**Excerpted passage**:
----------------------------------------

A passenger wearing a face mask is seen on a bus in London, Britain, on Dec. 9, 2021. Britain will move to "Plan B" restrictions to combat the rapid spread of the Omicron variant this winter, said British Prime Minister Boris Johnson on Wednesday. (Photo by Stephen Chung/Xinhua)
More than 89 percent of people aged 12 and over in Britain have had their first dose of vaccine and more than 81 percent have received both doses, according to the latest figures.
LONDON, Dec. 11 (Xinhua) -- Another 633 Omicron cases have been confirmed in Britain, the biggest daily increase since the COVID-19 variant was detected in the country, taking the total cases found in the country to 1,898, British health authorities said Saturday.
The latest data came as experts are warning Omicron could cause between 25,000 to 75,000 deaths in England by the end of April if no extra measures are brought in.
The UK health security agency (UKHSA) estimated that if Omicron continues to grow at the present rate, the variant will become the dominant strain, accounting for more than 50 percent of all COVID-19 infections in the country by mid-December. It is also projected that if current trends continue unchanged, Britain will exceed 1 million Omicron infections by the end of this month.

----------------------------------------

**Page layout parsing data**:
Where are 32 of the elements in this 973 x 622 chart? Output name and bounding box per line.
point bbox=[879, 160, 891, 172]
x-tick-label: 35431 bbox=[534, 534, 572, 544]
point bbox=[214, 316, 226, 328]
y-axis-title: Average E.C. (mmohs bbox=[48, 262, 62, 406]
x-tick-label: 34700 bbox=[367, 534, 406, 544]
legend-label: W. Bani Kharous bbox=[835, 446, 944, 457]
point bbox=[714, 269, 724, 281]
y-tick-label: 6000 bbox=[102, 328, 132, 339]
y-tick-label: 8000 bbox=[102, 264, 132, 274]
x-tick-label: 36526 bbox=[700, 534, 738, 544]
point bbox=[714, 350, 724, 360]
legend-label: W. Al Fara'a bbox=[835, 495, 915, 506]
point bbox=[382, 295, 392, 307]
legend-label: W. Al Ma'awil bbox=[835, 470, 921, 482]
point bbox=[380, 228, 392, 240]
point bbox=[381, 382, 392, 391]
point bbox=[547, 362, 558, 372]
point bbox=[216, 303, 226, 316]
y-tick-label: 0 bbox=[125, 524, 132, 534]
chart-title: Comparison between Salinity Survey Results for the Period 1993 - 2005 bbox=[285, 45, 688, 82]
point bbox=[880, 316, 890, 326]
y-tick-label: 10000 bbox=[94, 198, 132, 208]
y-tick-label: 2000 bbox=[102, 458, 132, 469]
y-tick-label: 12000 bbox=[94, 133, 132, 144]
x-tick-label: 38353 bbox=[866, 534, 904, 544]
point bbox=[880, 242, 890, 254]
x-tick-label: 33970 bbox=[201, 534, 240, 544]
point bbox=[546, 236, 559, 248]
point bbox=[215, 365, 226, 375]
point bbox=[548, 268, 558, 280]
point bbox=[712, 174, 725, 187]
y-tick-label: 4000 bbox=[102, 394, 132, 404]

----------------------------------------

**Brief 1**: According to the Omicron report, what total number of Omicron cases had been found in Britain?
**Brief 2**: Write out the Omicron report from "More than 89" up to and including "the latest figures.", swapping "first dose" for "initial dose".

**Answer space 1**: 1,898

**Answer space 2**:
More than 89 percent of people aged 12 and over in Britain have had their initial dose of vaccine and more than 81 percent have received both doses, according to the latest figures.